## What you should do
Search the entries below. Return every line that has "mnemonic" in it.

═════ Source material

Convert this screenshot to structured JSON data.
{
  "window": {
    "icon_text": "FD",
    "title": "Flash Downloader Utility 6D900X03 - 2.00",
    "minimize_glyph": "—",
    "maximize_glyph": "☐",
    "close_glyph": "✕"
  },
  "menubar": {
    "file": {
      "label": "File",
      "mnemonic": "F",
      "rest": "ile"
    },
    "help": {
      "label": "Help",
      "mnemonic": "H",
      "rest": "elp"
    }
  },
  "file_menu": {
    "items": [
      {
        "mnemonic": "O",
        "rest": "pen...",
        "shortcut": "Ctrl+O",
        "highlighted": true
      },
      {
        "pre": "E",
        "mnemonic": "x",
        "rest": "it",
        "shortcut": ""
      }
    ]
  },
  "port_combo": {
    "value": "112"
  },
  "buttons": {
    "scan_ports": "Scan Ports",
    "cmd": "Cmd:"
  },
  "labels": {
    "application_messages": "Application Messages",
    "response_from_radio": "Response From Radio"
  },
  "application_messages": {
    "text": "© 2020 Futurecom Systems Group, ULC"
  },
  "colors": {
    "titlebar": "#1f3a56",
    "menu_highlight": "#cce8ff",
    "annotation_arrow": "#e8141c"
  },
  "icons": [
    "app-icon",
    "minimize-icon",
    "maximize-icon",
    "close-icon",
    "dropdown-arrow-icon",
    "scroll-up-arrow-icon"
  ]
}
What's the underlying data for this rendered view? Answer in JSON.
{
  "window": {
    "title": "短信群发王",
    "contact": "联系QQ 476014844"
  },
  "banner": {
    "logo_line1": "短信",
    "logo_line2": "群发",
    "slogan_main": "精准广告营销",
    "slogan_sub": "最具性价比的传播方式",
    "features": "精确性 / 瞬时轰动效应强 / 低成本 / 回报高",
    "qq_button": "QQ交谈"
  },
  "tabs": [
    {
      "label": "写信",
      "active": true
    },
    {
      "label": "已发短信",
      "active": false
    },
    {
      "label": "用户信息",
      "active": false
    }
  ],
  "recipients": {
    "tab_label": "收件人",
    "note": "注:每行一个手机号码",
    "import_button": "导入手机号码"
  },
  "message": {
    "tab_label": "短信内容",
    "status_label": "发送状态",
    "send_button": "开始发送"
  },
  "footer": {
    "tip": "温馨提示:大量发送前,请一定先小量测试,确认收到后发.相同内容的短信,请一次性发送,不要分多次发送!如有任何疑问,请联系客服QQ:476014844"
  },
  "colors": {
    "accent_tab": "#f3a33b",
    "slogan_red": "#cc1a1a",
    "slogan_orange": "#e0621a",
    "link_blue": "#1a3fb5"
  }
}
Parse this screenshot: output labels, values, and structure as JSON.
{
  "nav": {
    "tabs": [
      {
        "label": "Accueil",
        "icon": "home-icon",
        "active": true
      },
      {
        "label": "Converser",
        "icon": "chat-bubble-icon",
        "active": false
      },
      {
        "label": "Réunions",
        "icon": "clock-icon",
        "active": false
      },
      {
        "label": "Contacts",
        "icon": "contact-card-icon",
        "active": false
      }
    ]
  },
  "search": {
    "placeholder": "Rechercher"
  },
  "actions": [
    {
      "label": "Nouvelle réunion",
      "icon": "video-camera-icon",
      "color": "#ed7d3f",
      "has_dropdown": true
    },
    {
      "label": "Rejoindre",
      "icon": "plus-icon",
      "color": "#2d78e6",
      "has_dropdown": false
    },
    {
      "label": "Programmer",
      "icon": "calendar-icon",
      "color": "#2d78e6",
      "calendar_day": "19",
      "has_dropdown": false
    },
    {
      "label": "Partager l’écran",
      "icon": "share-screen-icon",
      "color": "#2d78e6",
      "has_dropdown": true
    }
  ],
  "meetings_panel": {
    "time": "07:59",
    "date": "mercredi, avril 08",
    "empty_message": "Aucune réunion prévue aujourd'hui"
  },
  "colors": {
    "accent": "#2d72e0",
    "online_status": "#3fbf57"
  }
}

══════════

## Problem solution
      "mnemonic": "F",
      "mnemonic": "H",
        "mnemonic": "O",
        "mnemonic": "x",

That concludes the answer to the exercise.